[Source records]
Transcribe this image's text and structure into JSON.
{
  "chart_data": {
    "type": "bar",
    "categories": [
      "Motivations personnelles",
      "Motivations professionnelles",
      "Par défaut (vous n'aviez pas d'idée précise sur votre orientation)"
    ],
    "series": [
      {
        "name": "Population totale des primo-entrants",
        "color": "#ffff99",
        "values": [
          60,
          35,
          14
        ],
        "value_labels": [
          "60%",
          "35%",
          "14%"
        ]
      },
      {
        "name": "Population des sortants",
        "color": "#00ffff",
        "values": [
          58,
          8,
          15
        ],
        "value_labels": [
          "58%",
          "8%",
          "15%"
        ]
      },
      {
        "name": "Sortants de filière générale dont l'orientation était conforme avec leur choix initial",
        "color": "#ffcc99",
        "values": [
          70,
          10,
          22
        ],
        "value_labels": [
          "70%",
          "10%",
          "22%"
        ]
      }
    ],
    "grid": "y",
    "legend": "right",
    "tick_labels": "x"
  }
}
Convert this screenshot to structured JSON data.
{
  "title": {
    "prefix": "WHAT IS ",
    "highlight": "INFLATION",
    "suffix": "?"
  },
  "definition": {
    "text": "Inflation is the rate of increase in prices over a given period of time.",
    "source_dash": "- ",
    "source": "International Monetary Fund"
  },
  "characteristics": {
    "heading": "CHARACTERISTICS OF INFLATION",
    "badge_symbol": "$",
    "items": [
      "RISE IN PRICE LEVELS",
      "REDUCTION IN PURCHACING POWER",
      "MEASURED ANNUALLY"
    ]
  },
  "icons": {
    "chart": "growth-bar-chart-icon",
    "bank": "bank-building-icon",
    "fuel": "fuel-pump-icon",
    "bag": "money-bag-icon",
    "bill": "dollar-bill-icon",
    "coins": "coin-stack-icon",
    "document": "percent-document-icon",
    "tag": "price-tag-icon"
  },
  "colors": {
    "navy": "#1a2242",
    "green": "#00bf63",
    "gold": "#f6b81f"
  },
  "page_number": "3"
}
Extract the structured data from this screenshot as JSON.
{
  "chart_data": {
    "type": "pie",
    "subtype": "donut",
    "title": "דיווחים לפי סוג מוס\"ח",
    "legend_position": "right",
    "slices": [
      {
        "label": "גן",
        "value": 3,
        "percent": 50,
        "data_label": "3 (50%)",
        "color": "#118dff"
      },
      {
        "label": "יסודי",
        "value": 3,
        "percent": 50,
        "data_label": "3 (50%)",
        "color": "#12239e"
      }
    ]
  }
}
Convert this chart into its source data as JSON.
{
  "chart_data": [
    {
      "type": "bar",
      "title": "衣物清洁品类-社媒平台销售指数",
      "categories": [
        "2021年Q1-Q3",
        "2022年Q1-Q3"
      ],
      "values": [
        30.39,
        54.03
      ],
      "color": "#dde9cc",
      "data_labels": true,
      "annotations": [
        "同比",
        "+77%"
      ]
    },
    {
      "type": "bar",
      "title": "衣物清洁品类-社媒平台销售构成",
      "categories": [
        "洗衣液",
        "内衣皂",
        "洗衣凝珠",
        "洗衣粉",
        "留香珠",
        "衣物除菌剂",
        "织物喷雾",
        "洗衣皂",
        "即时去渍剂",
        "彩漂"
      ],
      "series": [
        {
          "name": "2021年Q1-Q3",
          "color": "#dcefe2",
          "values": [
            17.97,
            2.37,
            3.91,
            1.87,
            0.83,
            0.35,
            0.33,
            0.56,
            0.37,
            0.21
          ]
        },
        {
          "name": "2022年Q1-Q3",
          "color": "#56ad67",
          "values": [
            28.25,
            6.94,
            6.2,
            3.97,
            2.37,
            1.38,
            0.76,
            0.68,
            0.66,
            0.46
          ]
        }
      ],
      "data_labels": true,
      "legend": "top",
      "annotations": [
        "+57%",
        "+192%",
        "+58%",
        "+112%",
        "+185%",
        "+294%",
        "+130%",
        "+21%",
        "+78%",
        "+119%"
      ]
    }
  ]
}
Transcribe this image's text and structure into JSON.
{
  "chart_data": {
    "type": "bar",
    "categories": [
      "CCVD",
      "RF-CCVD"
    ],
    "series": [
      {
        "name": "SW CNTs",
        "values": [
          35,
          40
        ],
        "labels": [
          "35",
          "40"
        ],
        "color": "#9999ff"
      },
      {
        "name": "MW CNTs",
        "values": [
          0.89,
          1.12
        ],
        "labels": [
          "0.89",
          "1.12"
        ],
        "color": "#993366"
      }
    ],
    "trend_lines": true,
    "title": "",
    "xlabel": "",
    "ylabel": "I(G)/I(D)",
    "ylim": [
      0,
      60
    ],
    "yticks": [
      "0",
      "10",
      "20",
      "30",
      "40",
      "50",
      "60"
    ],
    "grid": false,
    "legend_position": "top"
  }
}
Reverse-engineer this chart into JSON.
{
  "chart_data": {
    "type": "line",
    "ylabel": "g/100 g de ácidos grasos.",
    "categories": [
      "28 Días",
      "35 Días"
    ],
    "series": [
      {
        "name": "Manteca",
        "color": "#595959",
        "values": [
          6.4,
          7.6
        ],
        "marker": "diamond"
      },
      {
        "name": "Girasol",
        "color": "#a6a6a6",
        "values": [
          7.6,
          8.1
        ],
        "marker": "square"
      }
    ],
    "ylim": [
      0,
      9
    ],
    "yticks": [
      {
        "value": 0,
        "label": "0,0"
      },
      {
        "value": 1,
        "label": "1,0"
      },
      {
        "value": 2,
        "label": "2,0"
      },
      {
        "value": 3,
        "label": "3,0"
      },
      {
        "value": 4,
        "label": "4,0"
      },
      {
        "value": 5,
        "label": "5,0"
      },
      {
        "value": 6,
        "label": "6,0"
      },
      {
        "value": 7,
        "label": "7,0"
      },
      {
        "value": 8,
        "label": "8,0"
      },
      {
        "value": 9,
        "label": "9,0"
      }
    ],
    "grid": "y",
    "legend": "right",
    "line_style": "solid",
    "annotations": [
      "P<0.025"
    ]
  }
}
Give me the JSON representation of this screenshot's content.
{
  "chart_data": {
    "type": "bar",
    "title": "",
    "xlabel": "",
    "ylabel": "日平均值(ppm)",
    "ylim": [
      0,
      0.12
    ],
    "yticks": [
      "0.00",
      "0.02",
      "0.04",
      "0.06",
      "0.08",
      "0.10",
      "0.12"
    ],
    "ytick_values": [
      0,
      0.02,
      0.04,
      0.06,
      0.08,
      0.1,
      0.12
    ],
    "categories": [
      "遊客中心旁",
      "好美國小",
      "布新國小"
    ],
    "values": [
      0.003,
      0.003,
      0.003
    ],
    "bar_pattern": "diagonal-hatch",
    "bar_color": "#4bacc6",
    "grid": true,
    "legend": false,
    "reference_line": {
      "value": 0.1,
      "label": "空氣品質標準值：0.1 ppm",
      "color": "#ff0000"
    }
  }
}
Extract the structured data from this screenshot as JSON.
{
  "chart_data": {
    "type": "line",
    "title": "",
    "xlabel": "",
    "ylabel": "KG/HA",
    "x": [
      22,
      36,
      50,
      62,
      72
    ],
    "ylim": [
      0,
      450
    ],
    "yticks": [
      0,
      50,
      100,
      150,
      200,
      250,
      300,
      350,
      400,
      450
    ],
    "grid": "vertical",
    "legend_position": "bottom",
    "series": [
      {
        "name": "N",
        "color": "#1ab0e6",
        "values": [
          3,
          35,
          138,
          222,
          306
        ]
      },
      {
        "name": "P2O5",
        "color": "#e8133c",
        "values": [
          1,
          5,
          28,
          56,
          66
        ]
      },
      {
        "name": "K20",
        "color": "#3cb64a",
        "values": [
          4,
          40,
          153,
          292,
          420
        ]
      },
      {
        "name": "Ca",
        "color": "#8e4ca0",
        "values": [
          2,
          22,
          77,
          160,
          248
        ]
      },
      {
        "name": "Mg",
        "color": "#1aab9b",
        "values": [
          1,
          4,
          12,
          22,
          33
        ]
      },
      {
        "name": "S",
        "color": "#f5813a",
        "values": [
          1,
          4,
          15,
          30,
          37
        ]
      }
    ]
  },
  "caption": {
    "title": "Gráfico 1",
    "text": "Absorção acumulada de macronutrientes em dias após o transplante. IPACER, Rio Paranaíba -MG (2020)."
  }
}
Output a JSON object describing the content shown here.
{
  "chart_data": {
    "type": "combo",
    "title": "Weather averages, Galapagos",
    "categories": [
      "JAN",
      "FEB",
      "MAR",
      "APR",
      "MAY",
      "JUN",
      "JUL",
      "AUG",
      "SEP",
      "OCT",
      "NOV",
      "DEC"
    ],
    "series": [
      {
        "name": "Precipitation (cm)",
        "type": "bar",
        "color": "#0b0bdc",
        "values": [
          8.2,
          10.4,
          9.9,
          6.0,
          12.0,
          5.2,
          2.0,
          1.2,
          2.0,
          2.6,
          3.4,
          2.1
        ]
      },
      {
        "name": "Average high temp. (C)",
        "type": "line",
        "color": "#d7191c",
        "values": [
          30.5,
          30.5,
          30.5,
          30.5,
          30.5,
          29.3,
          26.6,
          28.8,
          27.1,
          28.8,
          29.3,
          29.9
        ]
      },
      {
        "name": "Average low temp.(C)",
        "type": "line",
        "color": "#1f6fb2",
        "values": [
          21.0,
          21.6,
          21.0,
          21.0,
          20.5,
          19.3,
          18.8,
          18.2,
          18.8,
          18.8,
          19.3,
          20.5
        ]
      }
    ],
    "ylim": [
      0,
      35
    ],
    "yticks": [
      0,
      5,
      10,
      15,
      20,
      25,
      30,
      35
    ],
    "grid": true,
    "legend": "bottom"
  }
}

→ Your instructions
Write out every line of the data that holds the word "ylabel".

→ Solved problem
    "ylabel": "I(G)/I(D)",
    "ylabel": "g/100 g de ácidos grasos.",
    "ylabel": "日平均值(ppm)",
    "ylabel": "KG/HA",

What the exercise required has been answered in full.